● Work instruction 1:
In the comment thread on inflation and interest rates, what does one commenter explain "money emission" to mean?
● Work instruction 2:
From the comment thread on inflation and interest rates, reproduce the stretch from "I'd say a lot" through "is self inflicted.".
● Work instruction 3:
Go on with the comment thread on inflation and interest rates from the point at which it stops.

● Excerpted passage:

That's what the USA did back in the 1980's... yes, it does bring about pain quickly, but it also fixes things. Sorta like ripping a band aid off!
Thank you, nice video. This makes sense but can't help to perceive it as a closed system. What about money emission?
Money emission?
@@claytrader Money printed by the government. How it affects inflation vs interest rates.
@@Santa-ub8bk I have some videos on inflation
the government will never raise interest rates above the rate of inflation. the reason being is that every transaction in the economy is taxed. so if the economy slows down due to people saving and not spending the government brings in less tax dollars as well as job growth slows down . this would cause less income tax as well as sales taxes. this is why so many people are pouring into bitcoin. its because the government is predictable.
Well.. the government could always STOP spending so much money so that they don't need as much.....
I'd say a lot of the inflation we're facing now is due to consolidation of industries and greedy corporations. Greedflation is very real.
So when prices go down, such as gas prices, is that kind corporations? Perhaps we could call it "corporate kindness"?
I like this as a principle. However what happens when, like in the UK currently, inflation is being driven by external factors such as war in Ukraine and supply issues for food manufacture and oil/gas? People still need to eat and heat their homes. Interest rate changes won't change this (no hate, this is a genuine point)
No, it's not being driven by "external factors". Most is self inflicted.

● Dataset:
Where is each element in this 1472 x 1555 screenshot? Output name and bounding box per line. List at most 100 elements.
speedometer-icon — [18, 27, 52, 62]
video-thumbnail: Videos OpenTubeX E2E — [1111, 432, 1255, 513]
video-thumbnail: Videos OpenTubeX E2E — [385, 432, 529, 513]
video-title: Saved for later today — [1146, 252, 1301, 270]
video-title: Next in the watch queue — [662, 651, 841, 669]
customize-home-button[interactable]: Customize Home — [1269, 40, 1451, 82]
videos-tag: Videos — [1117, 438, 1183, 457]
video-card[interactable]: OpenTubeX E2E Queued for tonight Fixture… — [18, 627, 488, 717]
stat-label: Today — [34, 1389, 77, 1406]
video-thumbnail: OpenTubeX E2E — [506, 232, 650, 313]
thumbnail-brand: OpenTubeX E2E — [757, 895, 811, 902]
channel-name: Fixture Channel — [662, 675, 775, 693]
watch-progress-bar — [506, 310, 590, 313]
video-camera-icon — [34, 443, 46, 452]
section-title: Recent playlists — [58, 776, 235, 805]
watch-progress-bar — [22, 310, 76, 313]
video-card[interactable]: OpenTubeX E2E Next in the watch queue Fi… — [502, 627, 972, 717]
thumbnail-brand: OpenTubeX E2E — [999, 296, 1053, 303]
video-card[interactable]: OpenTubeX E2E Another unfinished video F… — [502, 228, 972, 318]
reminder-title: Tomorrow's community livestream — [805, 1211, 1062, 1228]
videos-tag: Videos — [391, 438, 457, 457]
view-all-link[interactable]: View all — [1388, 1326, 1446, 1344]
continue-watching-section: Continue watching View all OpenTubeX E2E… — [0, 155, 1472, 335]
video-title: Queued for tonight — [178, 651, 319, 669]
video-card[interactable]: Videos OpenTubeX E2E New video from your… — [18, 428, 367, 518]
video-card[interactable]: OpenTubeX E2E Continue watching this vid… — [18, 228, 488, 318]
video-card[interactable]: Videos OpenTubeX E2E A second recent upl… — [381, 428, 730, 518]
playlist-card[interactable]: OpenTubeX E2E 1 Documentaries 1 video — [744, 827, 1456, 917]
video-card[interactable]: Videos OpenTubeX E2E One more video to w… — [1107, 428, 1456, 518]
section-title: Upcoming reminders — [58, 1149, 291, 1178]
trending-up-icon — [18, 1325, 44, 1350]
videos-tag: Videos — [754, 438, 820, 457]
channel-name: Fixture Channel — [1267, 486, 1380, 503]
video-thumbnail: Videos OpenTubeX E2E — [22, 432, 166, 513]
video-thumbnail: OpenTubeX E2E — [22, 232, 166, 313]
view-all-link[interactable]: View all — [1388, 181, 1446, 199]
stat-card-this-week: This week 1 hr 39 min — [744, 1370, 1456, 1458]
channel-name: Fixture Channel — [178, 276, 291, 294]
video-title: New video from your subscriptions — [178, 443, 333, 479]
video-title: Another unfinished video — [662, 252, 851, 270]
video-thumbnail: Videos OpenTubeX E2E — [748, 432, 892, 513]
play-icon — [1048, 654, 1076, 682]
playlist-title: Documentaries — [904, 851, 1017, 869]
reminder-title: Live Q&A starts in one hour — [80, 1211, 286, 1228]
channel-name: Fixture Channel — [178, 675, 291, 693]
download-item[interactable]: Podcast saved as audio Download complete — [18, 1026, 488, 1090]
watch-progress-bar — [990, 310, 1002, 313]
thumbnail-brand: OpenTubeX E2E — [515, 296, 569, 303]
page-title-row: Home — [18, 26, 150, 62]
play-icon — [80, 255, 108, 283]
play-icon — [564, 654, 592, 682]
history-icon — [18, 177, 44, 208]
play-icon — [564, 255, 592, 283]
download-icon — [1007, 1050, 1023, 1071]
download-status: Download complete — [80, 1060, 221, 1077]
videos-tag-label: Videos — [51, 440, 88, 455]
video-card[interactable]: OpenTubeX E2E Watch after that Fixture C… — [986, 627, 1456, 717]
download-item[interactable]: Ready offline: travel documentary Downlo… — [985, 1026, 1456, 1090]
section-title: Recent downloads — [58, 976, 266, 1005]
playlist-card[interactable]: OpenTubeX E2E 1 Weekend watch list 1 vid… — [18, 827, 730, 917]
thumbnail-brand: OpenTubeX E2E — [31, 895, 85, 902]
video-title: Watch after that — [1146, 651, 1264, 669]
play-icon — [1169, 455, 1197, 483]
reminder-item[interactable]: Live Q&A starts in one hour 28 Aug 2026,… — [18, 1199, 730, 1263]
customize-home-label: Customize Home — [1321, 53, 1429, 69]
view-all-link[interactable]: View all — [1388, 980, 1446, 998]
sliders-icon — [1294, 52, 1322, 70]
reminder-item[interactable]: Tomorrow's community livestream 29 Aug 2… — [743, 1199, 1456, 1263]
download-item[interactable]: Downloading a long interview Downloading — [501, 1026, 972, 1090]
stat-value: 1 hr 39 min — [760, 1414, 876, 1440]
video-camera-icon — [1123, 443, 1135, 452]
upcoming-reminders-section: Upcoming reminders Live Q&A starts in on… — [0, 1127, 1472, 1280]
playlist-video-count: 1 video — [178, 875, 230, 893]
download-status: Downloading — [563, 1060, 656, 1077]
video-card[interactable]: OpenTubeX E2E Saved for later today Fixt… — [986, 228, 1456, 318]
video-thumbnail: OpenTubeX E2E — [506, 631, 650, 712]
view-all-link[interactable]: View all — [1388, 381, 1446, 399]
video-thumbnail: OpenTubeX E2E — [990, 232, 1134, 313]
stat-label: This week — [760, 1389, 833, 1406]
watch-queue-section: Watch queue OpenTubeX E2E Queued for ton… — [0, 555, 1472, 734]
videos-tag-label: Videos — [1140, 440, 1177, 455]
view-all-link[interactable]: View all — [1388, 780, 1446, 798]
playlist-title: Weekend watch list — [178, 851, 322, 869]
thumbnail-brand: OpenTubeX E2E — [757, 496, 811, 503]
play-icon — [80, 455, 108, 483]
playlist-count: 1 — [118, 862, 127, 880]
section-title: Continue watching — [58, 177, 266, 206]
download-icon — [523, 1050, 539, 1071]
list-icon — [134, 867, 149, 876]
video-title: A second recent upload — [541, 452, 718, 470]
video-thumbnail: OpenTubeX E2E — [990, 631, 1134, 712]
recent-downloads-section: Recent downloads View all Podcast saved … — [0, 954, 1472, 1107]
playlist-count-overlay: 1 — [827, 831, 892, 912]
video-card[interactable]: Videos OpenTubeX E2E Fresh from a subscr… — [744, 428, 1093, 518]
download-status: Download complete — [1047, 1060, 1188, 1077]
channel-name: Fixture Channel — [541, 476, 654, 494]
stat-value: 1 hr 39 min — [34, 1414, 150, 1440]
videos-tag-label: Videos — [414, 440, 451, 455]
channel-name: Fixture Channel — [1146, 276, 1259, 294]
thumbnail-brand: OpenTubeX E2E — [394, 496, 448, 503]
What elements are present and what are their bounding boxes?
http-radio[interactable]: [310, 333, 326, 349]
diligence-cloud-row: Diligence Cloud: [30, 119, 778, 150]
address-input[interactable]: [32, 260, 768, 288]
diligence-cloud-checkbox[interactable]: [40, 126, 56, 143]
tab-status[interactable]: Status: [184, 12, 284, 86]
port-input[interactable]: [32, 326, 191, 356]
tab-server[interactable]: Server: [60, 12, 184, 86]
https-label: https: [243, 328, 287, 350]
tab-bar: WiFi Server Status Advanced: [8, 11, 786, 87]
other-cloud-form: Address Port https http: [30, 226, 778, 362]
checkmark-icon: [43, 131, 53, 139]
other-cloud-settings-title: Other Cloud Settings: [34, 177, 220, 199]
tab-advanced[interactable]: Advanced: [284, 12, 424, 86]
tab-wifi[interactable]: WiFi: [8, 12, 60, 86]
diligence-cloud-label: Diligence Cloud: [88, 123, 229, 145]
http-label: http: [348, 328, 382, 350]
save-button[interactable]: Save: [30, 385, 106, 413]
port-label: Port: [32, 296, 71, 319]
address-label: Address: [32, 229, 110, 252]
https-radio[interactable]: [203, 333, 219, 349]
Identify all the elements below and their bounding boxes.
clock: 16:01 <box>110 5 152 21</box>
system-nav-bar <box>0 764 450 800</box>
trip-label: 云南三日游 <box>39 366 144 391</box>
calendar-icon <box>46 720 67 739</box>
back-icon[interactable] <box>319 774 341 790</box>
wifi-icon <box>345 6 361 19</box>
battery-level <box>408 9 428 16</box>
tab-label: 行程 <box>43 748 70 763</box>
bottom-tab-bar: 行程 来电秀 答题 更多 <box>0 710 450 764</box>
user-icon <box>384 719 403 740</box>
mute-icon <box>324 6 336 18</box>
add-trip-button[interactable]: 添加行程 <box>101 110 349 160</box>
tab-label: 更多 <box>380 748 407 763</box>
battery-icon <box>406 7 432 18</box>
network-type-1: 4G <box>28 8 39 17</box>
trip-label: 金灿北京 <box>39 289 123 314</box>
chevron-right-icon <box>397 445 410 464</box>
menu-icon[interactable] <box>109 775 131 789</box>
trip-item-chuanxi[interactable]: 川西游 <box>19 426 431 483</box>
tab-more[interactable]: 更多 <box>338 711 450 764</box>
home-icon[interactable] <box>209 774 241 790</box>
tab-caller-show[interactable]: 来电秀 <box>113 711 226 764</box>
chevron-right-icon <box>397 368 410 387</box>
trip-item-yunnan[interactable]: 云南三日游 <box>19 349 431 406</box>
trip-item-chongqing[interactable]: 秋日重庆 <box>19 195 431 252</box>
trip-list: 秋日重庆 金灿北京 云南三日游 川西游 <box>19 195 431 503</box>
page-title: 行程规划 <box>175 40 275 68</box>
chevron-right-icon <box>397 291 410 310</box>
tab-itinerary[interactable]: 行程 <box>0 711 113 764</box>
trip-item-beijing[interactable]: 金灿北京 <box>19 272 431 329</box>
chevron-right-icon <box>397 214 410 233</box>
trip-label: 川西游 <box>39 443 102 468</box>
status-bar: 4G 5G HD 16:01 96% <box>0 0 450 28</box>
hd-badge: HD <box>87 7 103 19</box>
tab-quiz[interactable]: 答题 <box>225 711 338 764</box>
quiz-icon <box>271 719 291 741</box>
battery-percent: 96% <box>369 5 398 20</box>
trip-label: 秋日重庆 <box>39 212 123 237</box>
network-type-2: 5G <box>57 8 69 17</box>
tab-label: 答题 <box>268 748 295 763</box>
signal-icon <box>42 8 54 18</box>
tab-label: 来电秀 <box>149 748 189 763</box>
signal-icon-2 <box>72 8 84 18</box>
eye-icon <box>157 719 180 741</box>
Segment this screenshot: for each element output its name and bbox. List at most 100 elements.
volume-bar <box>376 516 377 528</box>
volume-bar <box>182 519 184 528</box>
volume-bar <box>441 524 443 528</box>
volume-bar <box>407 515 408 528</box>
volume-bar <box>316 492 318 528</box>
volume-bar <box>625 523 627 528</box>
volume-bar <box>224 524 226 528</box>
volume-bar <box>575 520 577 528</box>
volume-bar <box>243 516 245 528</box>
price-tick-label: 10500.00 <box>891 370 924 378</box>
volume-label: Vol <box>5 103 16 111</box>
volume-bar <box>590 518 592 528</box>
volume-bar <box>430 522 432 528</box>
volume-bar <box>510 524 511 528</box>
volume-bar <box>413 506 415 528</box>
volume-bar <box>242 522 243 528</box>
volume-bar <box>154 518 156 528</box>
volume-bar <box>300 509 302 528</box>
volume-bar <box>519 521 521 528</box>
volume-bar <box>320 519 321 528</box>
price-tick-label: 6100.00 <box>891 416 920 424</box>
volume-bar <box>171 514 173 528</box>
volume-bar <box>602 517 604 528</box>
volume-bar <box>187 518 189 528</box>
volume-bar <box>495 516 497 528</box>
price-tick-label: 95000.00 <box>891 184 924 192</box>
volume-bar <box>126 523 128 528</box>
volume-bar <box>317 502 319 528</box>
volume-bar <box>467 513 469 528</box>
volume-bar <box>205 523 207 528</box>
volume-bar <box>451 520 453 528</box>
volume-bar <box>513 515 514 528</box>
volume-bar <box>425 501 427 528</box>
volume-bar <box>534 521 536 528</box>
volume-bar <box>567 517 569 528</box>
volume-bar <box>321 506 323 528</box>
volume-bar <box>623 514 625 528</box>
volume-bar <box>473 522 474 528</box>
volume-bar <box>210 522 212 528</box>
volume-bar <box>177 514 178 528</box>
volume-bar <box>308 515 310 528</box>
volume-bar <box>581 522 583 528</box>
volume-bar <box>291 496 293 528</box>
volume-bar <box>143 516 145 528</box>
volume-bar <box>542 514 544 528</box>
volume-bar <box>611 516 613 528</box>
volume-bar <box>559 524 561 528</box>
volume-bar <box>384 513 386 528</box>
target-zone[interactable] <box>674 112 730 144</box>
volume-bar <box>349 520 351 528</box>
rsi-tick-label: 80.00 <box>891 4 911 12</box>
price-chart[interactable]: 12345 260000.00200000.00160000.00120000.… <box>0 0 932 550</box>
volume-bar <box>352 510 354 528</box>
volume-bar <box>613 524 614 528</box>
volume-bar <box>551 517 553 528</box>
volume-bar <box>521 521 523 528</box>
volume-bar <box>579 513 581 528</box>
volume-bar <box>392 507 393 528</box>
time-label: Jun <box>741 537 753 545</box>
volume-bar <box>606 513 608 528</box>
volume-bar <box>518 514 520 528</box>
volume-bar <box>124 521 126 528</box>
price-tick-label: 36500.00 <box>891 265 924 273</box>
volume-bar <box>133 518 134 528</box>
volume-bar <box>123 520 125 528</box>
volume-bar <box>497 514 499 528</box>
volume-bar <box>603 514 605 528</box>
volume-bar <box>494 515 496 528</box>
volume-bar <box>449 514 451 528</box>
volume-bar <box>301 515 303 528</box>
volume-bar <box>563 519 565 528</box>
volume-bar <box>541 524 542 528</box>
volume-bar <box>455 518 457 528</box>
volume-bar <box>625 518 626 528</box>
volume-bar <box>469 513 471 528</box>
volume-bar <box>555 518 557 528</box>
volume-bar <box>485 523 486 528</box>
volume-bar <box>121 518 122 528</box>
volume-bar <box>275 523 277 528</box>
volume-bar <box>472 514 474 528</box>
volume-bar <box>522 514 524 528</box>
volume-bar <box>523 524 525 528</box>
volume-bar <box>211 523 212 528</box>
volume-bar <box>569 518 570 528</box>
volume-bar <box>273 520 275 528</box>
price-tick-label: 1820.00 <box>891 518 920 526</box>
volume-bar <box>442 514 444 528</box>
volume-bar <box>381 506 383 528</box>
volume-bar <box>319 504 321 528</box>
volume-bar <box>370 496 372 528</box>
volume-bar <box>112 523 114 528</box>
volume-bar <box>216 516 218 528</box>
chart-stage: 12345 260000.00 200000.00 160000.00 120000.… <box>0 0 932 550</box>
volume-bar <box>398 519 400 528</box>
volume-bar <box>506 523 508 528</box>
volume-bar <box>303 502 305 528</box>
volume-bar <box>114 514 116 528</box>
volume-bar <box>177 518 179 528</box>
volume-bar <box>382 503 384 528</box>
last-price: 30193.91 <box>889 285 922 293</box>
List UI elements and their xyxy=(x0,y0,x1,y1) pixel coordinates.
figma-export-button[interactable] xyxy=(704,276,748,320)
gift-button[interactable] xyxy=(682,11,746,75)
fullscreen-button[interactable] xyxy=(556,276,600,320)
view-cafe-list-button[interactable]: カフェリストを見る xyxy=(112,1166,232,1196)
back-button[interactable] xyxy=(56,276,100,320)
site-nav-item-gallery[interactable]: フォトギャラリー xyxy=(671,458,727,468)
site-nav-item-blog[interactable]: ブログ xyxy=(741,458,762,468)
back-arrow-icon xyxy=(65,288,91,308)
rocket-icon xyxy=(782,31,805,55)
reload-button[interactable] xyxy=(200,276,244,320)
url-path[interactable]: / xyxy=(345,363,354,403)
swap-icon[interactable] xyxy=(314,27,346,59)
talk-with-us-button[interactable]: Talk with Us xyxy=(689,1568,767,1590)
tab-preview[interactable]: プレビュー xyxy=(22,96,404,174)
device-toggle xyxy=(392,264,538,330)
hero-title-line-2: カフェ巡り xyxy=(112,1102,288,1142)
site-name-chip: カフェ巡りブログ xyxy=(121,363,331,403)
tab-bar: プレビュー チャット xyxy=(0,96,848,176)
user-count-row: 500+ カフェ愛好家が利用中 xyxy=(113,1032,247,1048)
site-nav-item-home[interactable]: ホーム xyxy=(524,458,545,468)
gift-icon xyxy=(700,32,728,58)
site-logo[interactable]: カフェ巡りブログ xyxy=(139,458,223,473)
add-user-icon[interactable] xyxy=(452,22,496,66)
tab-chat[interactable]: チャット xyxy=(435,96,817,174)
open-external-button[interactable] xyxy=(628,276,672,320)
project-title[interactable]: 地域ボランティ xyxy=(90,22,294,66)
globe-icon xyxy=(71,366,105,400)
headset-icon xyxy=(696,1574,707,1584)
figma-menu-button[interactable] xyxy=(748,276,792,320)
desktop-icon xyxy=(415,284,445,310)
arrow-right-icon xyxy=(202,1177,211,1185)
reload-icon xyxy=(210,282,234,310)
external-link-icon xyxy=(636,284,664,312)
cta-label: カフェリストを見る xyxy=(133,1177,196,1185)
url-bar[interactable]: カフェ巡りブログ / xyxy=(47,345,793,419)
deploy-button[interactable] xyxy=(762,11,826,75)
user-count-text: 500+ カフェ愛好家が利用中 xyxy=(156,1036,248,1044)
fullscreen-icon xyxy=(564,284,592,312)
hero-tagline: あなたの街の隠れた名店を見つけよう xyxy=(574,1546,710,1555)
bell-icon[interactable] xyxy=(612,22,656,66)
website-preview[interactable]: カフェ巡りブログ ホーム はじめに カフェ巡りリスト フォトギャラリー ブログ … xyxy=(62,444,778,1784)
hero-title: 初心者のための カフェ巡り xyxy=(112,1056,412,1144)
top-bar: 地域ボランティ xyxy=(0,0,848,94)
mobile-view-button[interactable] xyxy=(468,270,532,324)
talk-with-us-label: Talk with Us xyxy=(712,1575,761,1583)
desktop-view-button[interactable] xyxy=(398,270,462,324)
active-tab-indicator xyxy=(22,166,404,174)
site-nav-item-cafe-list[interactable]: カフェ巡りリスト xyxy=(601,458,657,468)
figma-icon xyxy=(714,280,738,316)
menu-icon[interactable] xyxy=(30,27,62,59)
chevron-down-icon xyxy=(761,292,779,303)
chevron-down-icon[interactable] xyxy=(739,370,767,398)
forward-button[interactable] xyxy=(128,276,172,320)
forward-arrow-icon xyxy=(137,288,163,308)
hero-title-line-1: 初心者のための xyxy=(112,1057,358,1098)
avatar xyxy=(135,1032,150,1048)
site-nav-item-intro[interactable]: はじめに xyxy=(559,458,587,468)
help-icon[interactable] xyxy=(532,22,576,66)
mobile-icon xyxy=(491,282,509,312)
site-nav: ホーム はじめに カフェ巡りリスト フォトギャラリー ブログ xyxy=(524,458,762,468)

● Your response 1:
Money printed by the government.

● Your response 2:
I'd say a lot of the inflation we're facing now is due to consolidation of industries and greedy corporations. Greedflation is very real.
So when prices go down, such as gas prices, is that kind corporations? Perhaps we could call it "corporate kindness"?
I like this as a principle. However what happens when, like in the UK currently, inflation is being driven by external factors such as war in Ukraine and supply issues for food manufacture and oil/gas? People still need to eat and heat their homes. Interest rate changes won't change this (no hate, this is a genuine point)
No, it's not being driven by "external factors". Most is self inflicted.

● Your response 3:
@@claytrader can you provide more detail to your statement?
@@Toffeevizsla you'll need to be more specific.
@@claytrader You do realize the war in Ukraine is at least part of the reason gas prices are up, right? Since planes use fuel, the price of food coming from other countries has also increased. The bottle neck in the supply chain because of COVID 19 is driving up prices, as well. This country wasn't equipped for a pandemic that stopped trading all at once, then quickly restarted after people got vaccinated. If COVID 19 didn't become so widespread, the inflation might not have existed until the Russian invasion of Ukraine started in Feb 2022.
@@davidzimler2507 yeah, it's part of it... but the money printing is the main cause.
Inflation only exists in a monetary economy. The only way to stop inflation is to revert back to a barter economy - and face an entirely new set of problems.
Your solution doesn't stop inflation - it just creates idle resources to control prices in the short term. Given millions of those idle resources will be human it's hardly a solution to be proud of.
A better solution would be to more effectively tax non-essential goods and services.
Thanks for the thoughts!
Couldn't the government just (literally) burn any excess profits, therefore raising the value of the currency
The government has no profits. They run deficits.
This is a theory. But you still have corporations who inflate their products, still becoming more rich while the poor who their products become more poor. The rich keep escaping taxes while we pay for it. Increase wages and penalize companies for inflating
Yuck. Too much victim mentality for my liking. Toughen up!
But I've noticed businesses raising prices due to lack of sales
What businesses?
If it is a developing country with inflation, what will be the solution?
The same.
Ok quick question, when u increased the intrest rate to 6%, slowly the inflammation falls to 3% (that's demand and supply principal right?, Like they are saving so there is no demand but production is still as the previous time)
But let's say we shift it local industries and increase production of some main consumed items, which are the cause of it, will the inflation will get down that way (i know it sounds like a system controlled step, but will it work?)
an increase in supply would help, yes.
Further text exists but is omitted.